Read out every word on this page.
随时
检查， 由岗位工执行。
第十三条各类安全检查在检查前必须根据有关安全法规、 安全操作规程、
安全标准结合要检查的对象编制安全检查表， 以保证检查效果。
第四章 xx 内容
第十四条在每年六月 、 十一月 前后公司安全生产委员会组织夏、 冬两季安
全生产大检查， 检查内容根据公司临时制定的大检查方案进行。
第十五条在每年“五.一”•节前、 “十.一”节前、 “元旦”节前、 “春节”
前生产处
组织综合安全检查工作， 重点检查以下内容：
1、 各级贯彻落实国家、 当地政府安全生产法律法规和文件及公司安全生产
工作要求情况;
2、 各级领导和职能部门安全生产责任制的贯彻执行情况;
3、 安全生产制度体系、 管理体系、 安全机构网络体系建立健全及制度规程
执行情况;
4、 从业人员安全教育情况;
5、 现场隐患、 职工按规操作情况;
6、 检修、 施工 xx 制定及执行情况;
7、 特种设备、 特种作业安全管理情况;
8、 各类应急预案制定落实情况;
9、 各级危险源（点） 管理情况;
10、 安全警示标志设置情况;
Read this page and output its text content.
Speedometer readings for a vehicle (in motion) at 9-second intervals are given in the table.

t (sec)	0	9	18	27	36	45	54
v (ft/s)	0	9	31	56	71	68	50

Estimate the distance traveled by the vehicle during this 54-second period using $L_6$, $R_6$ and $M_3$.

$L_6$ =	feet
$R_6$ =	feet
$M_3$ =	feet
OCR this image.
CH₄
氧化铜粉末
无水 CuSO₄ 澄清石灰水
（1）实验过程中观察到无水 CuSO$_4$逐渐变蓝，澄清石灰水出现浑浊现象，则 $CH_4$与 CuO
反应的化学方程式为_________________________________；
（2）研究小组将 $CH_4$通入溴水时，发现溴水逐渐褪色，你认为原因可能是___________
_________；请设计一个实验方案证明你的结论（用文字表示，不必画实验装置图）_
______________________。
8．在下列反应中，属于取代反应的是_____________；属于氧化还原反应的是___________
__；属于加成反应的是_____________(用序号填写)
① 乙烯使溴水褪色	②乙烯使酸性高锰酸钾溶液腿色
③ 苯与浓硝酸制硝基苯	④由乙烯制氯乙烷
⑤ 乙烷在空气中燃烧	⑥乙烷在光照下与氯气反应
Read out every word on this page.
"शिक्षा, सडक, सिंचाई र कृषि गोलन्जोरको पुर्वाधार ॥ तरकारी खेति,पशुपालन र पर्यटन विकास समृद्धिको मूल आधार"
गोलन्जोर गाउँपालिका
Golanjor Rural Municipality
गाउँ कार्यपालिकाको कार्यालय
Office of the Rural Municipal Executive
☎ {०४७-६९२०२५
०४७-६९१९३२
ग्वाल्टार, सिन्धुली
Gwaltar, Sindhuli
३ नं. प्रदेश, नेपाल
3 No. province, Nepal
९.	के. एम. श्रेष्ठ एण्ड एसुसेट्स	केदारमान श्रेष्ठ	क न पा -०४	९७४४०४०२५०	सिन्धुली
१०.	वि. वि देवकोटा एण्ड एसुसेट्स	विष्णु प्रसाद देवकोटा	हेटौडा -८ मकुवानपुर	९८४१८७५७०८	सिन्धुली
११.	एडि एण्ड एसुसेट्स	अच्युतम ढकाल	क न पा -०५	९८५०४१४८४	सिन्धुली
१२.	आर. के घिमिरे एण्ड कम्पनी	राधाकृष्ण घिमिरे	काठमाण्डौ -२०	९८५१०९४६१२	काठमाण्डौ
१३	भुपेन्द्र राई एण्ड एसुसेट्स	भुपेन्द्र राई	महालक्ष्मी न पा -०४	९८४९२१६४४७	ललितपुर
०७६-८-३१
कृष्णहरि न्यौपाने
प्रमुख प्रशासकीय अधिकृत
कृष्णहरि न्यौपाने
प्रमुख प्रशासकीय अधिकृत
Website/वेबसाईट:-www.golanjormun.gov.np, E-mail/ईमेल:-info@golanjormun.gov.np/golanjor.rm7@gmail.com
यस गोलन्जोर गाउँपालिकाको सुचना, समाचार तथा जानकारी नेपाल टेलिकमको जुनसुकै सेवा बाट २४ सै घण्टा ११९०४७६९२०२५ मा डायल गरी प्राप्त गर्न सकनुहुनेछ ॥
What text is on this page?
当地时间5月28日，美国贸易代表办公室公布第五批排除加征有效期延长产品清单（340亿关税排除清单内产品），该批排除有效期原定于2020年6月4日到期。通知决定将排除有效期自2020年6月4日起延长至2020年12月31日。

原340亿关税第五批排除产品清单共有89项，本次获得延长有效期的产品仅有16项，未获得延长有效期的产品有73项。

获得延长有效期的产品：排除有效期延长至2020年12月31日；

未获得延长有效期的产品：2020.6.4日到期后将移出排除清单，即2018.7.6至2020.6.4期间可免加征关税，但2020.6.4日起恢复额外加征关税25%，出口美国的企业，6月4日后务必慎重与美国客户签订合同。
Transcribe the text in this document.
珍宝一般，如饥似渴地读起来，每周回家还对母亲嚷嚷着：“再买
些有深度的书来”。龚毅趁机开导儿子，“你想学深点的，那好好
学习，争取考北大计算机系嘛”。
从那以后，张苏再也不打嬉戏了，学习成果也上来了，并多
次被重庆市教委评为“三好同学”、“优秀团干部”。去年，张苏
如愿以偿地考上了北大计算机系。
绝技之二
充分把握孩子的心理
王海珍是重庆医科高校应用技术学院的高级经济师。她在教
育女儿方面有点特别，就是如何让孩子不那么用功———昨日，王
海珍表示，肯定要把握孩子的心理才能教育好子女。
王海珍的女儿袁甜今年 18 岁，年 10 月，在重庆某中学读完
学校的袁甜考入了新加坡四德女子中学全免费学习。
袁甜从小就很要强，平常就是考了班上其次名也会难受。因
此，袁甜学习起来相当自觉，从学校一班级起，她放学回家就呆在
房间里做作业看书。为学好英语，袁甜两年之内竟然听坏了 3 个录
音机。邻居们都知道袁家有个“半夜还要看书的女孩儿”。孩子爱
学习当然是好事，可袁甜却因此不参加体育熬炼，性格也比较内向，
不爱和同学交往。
==*==
> Exercise
Return each entry from the material above exactly as it appears.

> Written answer
Read out every word on this page.
随时
检查， 由岗位工执行。
第十三条各类安全检查在检查前必须根据有关安全法规、 安全操作规程、
安全标准结合要检查的对象编制安全检查表， 以保证检查效果。
第四章 xx 内容
第十四条在每年六月 、 十一月 前后公司安全生产委员会组织夏、 冬两季安
全生产大检查， 检查内容根据公司临时制定的大检查方案进行。
第十五条在每年“五.一”•节前、 “十.一”节前、 “元旦”节前、 “春节”
前生产处
组织综合安全检查工作， 重点检查以下内容：
1、 各级贯彻落实国家、 当地政府安全生产法律法规和文件及公司安全生产
工作要求情况;
2、 各级领导和职能部门安全生产责任制的贯彻执行情况;
3、 安全生产制度体系、 管理体系、 安全机构网络体系建立健全及制度规程
执行情况;
4、 从业人员安全教育情况;
5、 现场隐患、 职工按规操作情况;
6、 检修、 施工 xx 制定及执行情况;
7、 特种设备、 特种作业安全管理情况;
8、 各类应急预案制定落实情况;
9、 各级危险源（点） 管理情况;
10、 安全警示标志设置情况;
Read this page and output its text content.
Speedometer readings for a vehicle (in motion) at 9-second intervals are given in the table.

t (sec)	0	9	18	27	36	45	54
v (ft/s)	0	9	31	56	71	68	50

Estimate the distance traveled by the vehicle during this 54-second period using $L_6$, $R_6$ and $M_3$.

$L_6$ =	feet
$R_6$ =	feet
$M_3$ =	feet
OCR this image.
CH₄
氧化铜粉末
无水 CuSO₄ 澄清石灰水
（1）实验过程中观察到无水 CuSO$_4$逐渐变蓝，澄清石灰水出现浑浊现象，则 $CH_4$与 CuO
反应的化学方程式为_________________________________；
（2）研究小组将 $CH_4$通入溴水时，发现溴水逐渐褪色，你认为原因可能是___________
_________；请设计一个实验方案证明你的结论（用文字表示，不必画实验装置图）_
______________________。
8．在下列反应中，属于取代反应的是_____________；属于氧化还原反应的是___________
__；属于加成反应的是_____________(用序号填写)
① 乙烯使溴水褪色	②乙烯使酸性高锰酸钾溶液腿色
③ 苯与浓硝酸制硝基苯	④由乙烯制氯乙烷
⑤ 乙烷在空气中燃烧	⑥乙烷在光照下与氯气反应
Read out every word on this page.
"शिक्षा, सडक, सिंचाई र कृषि गोलन्जोरको पुर्वाधार ॥ तरकारी खेति,पशुपालन र पर्यटन विकास समृद्धिको मूल आधार"
गोलन्जोर गाउँपालिका
Golanjor Rural Municipality
गाउँ कार्यपालिकाको कार्यालय
Office of the Rural Municipal Executive
☎ {०४७-६९२०२५
०४७-६९१९३२
ग्वाल्टार, सिन्धुली
Gwaltar, Sindhuli
३ नं. प्रदेश, नेपाल
3 No. province, Nepal
९.	के. एम. श्रेष्ठ एण्ड एसुसेट्स	केदारमान श्रेष्ठ	क न पा -०४	९७४४०४०२५०	सिन्धुली
१०.	वि. वि देवकोटा एण्ड एसुसेट्स	विष्णु प्रसाद देवकोटा	हेटौडा -८ मकुवानपुर	९८४१८७५७०८	सिन्धुली
११.	एडि एण्ड एसुसेट्स	अच्युतम ढकाल	क न पा -०५	९८५०४१४८४	सिन्धुली
१२.	आर. के घिमिरे एण्ड कम्पनी	राधाकृष्ण घिमिरे	काठमाण्डौ -२०	९८५१०९४६१२	काठमाण्डौ
१३	भुपेन्द्र राई एण्ड एसुसेट्स	भुपेन्द्र राई	महालक्ष्मी न पा -०४	९८४९२१६४४७	ललितपुर
०७६-८-३१
कृष्णहरि न्यौपाने
प्रमुख प्रशासकीय अधिकृत
कृष्णहरि न्यौपाने
प्रमुख प्रशासकीय अधिकृत
Website/वेबसाईट:-www.golanjormun.gov.np, E-mail/ईमेल:-info@golanjormun.gov.np/golanjor.rm7@gmail.com
यस गोलन्जोर गाउँपालिकाको सुचना, समाचार तथा जानकारी नेपाल टेलिकमको जुनसुकै सेवा बाट २४ सै घण्टा ११९०४७६९२०२५ मा डायल गरी प्राप्त गर्न सकनुहुनेछ ॥
What text is on this page?
当地时间5月28日，美国贸易代表办公室公布第五批排除加征有效期延长产品清单（340亿关税排除清单内产品），该批排除有效期原定于2020年6月4日到期。通知决定将排除有效期自2020年6月4日起延长至2020年12月31日。

原340亿关税第五批排除产品清单共有89项，本次获得延长有效期的产品仅有16项，未获得延长有效期的产品有73项。

获得延长有效期的产品：排除有效期延长至2020年12月31日；

未获得延长有效期的产品：2020.6.4日到期后将移出排除清单，即2018.7.6至2020.6.4期间可免加征关税，但2020.6.4日起恢复额外加征关税25%，出口美国的企业，6月4日后务必慎重与美国客户签订合同。
Transcribe the text in this document.
珍宝一般，如饥似渴地读起来，每周回家还对母亲嚷嚷着：“再买
些有深度的书来”。龚毅趁机开导儿子，“你想学深点的，那好好
学习，争取考北大计算机系嘛”。
从那以后，张苏再也不打嬉戏了，学习成果也上来了，并多
次被重庆市教委评为“三好同学”、“优秀团干部”。去年，张苏
如愿以偿地考上了北大计算机系。
绝技之二
充分把握孩子的心理
王海珍是重庆医科高校应用技术学院的高级经济师。她在教
育女儿方面有点特别，就是如何让孩子不那么用功———昨日，王
海珍表示，肯定要把握孩子的心理才能教育好子女。
王海珍的女儿袁甜今年 18 岁，年 10 月，在重庆某中学读完
学校的袁甜考入了新加坡四德女子中学全免费学习。
袁甜从小就很要强，平常就是考了班上其次名也会难受。因
此，袁甜学习起来相当自觉，从学校一班级起，她放学回家就呆在
房间里做作业看书。为学好英语，袁甜两年之内竟然听坏了 3 个录
音机。邻居们都知道袁家有个“半夜还要看书的女孩儿”。孩子爱
学习当然是好事，可袁甜却因此不参加体育熬炼，性格也比较内向，
不爱和同学交往。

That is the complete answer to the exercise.